DIRECTION: Every entry below must be repeated exactly; skip the pictures.

(Stored records)
=====

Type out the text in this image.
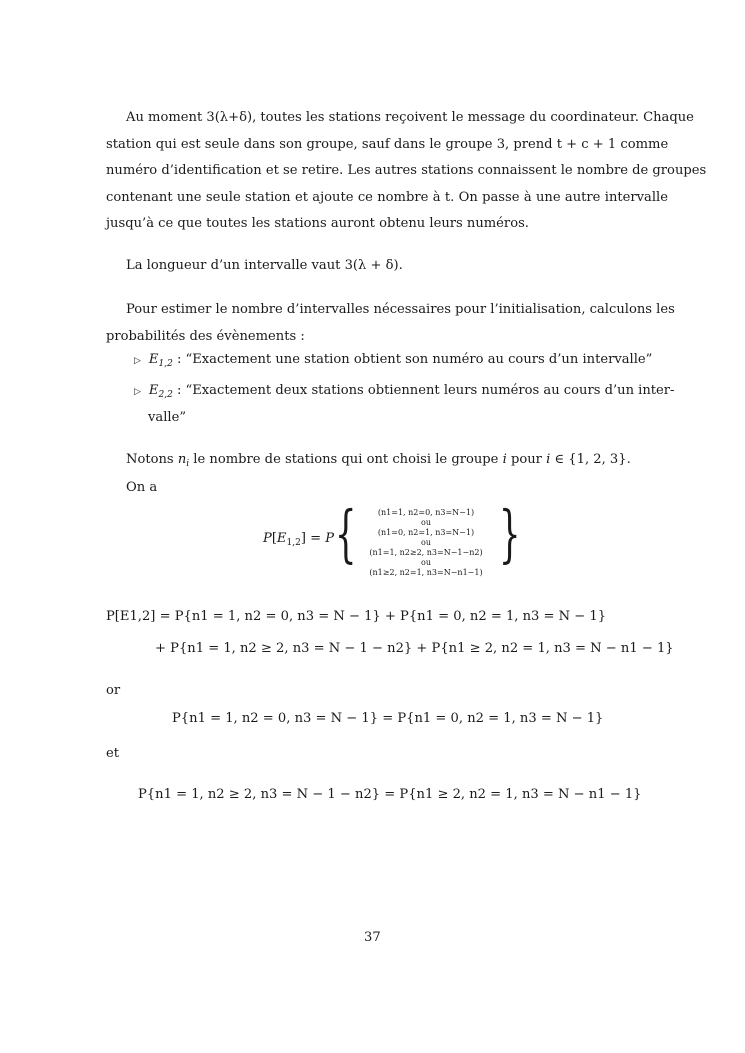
Au moment 3(λ+δ), toutes les stations reçoivent le message du coordinateur. Chaque
station qui est seule dans son groupe, sauf dans le groupe 3, prend t + c + 1 comme
numéro d’identification et se retire. Les autres stations connaissent le nombre de groupes
contenant une seule station et ajoute ce nombre à t. On passe à une autre intervalle
jusqu’à ce que toutes les stations auront obtenu leurs numéros.
La longueur d’un intervalle vaut 3(λ + δ).
Pour estimer le nombre d’intervalles nécessaires pour l’initialisation, calculons les
probabilités des évènements :
▷ $E_{1,2}$ : “Exactement une station obtient son numéro au cours d’un intervalle”
▷ $E_{2,2}$ : “Exactement deux stations obtiennent leurs numéros au cours d’un inter-
valle”
Notons $n_i$ le nombre de stations qui ont choisi le groupe i pour i ∈ {1, 2, 3}.
On a
$P[E_{1,2}] = P$ {	(n1=1, n2=0, n3=N−1)
ou
(n1=0, n2=1, n3=N−1)
ou
(n1=1, n2≥2, n3=N−1−n2)
ou
(n1≥2, n2=1, n3=N−n1−1)
}
P[E1,2] = P{n1 = 1, n2 = 0, n3 = N − 1} + P{n1 = 0, n2 = 1, n3 = N − 1}
+ P{n1 = 1, n2 ≥ 2, n3 = N − 1 − n2} + P{n1 ≥ 2, n2 = 1, n3 = N − n1 − 1}
or
P{n1 = 1, n2 = 0, n3 = N − 1} = P{n1 = 0, n2 = 1, n3 = N − 1}
et
P{n1 = 1, n2 ≥ 2, n3 = N − 1 − n2} = P{n1 ≥ 2, n2 = 1, n3 = N − n1 − 1}
37
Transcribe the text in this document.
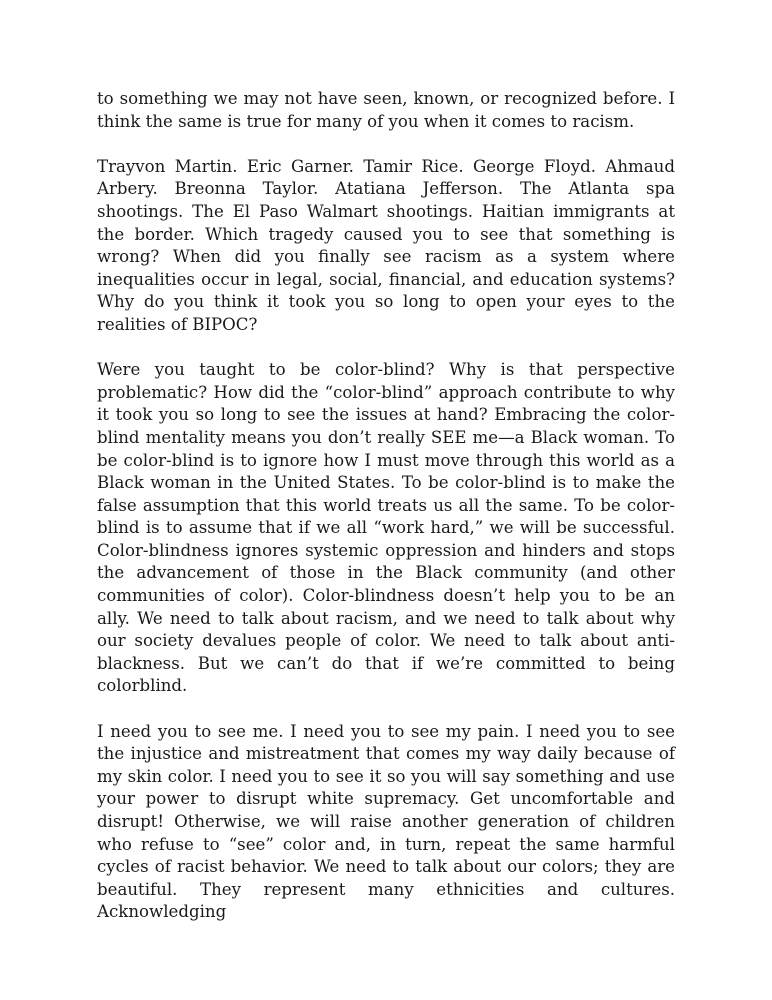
to something we may not have seen, known, or recognized before. I think the same is true for many of you when it comes to racism.

Trayvon Martin. Eric Garner. Tamir Rice. George Floyd. Ahmaud Arbery. Breonna Taylor. Atatiana Jefferson. The Atlanta spa shootings. The El Paso Walmart shootings. Haitian immigrants at the border. Which tragedy caused you to see that something is wrong? When did you finally see racism as a system where inequalities occur in legal, social, financial, and education systems? Why do you think it took you so long to open your eyes to the realities of BIPOC?

Were you taught to be color-blind? Why is that perspective problematic? How did the “color-blind” approach contribute to why it took you so long to see the issues at hand? Embracing the color-blind mentality means you don’t really SEE me—a Black woman. To be color-blind is to ignore how I must move through this world as a Black woman in the United States. To be color-blind is to make the false assumption that this world treats us all the same. To be color-blind is to assume that if we all “work hard,” we will be successful. Color-blindness ignores systemic oppression and hinders and stops the advancement of those in the Black community (and other communities of color). Color-blindness doesn’t help you to be an ally. We need to talk about racism, and we need to talk about why our society devalues people of color. We need to talk about anti-blackness. But we can’t do that if we’re committed to being colorblind.

I need you to see me. I need you to see my pain. I need you to see the injustice and mistreatment that comes my way daily because of my skin color. I need you to see it so you will say something and use your power to disrupt white supremacy. Get uncomfortable and disrupt! Otherwise, we will raise another generation of children who refuse to “see” color and, in turn, repeat the same harmful cycles of racist behavior. We need to talk about our colors; they are beautiful. They represent many ethnicities and cultures. Acknowledging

=====

WRITTEN RESPONSE:
Type out the text in this image.
Au moment 3(λ+δ), toutes les stations reçoivent le message du coordinateur. Chaque
station qui est seule dans son groupe, sauf dans le groupe 3, prend t + c + 1 comme
numéro d’identification et se retire. Les autres stations connaissent le nombre de groupes
contenant une seule station et ajoute ce nombre à t. On passe à une autre intervalle
jusqu’à ce que toutes les stations auront obtenu leurs numéros.
La longueur d’un intervalle vaut 3(λ + δ).
Pour estimer le nombre d’intervalles nécessaires pour l’initialisation, calculons les
probabilités des évènements :
▷ $E_{1,2}$ : “Exactement une station obtient son numéro au cours d’un intervalle”
▷ $E_{2,2}$ : “Exactement deux stations obtiennent leurs numéros au cours d’un inter-
valle”
Notons $n_i$ le nombre de stations qui ont choisi le groupe i pour i ∈ {1, 2, 3}.
On a
$P[E_{1,2}] = P$ {	(n1=1, n2=0, n3=N−1)
ou
(n1=0, n2=1, n3=N−1)
ou
(n1=1, n2≥2, n3=N−1−n2)
ou
(n1≥2, n2=1, n3=N−n1−1)
}
P[E1,2] = P{n1 = 1, n2 = 0, n3 = N − 1} + P{n1 = 0, n2 = 1, n3 = N − 1}
+ P{n1 = 1, n2 ≥ 2, n3 = N − 1 − n2} + P{n1 ≥ 2, n2 = 1, n3 = N − n1 − 1}
or
P{n1 = 1, n2 = 0, n3 = N − 1} = P{n1 = 0, n2 = 1, n3 = N − 1}
et
P{n1 = 1, n2 ≥ 2, n3 = N − 1 − n2} = P{n1 ≥ 2, n2 = 1, n3 = N − n1 − 1}
37
Transcribe the text in this document.
to something we may not have seen, known, or recognized before. I think the same is true for many of you when it comes to racism.

Trayvon Martin. Eric Garner. Tamir Rice. George Floyd. Ahmaud Arbery. Breonna Taylor. Atatiana Jefferson. The Atlanta spa shootings. The El Paso Walmart shootings. Haitian immigrants at the border. Which tragedy caused you to see that something is wrong? When did you finally see racism as a system where inequalities occur in legal, social, financial, and education systems? Why do you think it took you so long to open your eyes to the realities of BIPOC?

Were you taught to be color-blind? Why is that perspective problematic? How did the “color-blind” approach contribute to why it took you so long to see the issues at hand? Embracing the color-blind mentality means you don’t really SEE me—a Black woman. To be color-blind is to ignore how I must move through this world as a Black woman in the United States. To be color-blind is to make the false assumption that this world treats us all the same. To be color-blind is to assume that if we all “work hard,” we will be successful. Color-blindness ignores systemic oppression and hinders and stops the advancement of those in the Black community (and other communities of color). Color-blindness doesn’t help you to be an ally. We need to talk about racism, and we need to talk about why our society devalues people of color. We need to talk about anti-blackness. But we can’t do that if we’re committed to being colorblind.

I need you to see me. I need you to see my pain. I need you to see the injustice and mistreatment that comes my way daily because of my skin color. I need you to see it so you will say something and use your power to disrupt white supremacy. Get uncomfortable and disrupt! Otherwise, we will raise another generation of children who refuse to “see” color and, in turn, repeat the same harmful cycles of racist behavior. We need to talk about our colors; they are beautiful. They represent many ethnicities and cultures. Acknowledging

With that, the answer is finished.